### Task to complete:
Across the entries below, count the lines in which the word "Межбюджетные" occurs. Reply with the count alone.

### Provided data:
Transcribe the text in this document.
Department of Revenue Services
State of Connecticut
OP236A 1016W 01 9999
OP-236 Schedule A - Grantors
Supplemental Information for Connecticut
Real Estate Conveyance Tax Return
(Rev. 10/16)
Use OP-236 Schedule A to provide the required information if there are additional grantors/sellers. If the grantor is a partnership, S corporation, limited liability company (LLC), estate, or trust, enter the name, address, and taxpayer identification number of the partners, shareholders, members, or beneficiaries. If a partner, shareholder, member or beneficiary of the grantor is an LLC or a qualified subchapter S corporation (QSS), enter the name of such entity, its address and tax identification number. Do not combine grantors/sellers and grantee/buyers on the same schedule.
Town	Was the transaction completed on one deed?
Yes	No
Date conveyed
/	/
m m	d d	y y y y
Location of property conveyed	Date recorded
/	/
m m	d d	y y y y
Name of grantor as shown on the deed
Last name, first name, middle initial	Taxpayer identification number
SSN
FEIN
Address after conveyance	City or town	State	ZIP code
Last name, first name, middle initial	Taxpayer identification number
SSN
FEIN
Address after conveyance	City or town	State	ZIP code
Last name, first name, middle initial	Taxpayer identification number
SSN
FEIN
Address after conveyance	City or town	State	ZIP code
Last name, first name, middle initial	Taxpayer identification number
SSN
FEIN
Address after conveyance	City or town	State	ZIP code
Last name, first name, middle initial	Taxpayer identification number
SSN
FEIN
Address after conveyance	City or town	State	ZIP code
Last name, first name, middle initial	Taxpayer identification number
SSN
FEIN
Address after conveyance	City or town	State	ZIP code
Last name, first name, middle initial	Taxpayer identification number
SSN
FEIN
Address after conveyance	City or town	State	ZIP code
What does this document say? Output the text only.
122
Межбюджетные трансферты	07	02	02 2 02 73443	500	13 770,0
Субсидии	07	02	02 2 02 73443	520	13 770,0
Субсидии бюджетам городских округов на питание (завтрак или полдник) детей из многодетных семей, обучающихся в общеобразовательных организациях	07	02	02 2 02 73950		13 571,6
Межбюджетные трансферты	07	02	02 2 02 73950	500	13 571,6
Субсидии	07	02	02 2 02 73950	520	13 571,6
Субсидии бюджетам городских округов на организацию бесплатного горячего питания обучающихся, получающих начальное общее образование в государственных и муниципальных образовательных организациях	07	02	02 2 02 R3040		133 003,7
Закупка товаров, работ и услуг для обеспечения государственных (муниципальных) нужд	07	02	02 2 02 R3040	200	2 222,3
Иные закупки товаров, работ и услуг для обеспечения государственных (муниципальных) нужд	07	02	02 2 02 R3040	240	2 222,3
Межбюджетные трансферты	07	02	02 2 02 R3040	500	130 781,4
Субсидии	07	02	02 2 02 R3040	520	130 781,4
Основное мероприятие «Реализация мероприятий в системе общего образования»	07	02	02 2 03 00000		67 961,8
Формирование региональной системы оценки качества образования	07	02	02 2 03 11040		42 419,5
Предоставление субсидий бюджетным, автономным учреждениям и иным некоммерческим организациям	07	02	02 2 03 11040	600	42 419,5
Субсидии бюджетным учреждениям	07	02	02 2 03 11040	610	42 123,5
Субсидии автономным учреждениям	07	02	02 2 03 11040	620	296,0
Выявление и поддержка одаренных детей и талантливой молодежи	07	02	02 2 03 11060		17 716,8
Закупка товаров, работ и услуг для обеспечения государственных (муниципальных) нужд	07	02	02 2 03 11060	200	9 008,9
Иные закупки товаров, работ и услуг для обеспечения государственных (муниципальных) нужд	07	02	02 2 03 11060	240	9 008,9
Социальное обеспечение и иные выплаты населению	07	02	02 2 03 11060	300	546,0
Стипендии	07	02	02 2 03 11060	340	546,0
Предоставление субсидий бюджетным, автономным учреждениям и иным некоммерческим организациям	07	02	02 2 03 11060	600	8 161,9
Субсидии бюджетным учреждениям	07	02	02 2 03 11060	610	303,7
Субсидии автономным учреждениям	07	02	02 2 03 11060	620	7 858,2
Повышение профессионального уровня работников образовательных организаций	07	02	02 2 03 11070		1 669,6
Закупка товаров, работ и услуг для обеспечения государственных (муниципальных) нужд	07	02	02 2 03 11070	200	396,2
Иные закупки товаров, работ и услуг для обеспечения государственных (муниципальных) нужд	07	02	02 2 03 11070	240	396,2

### Full answer:
3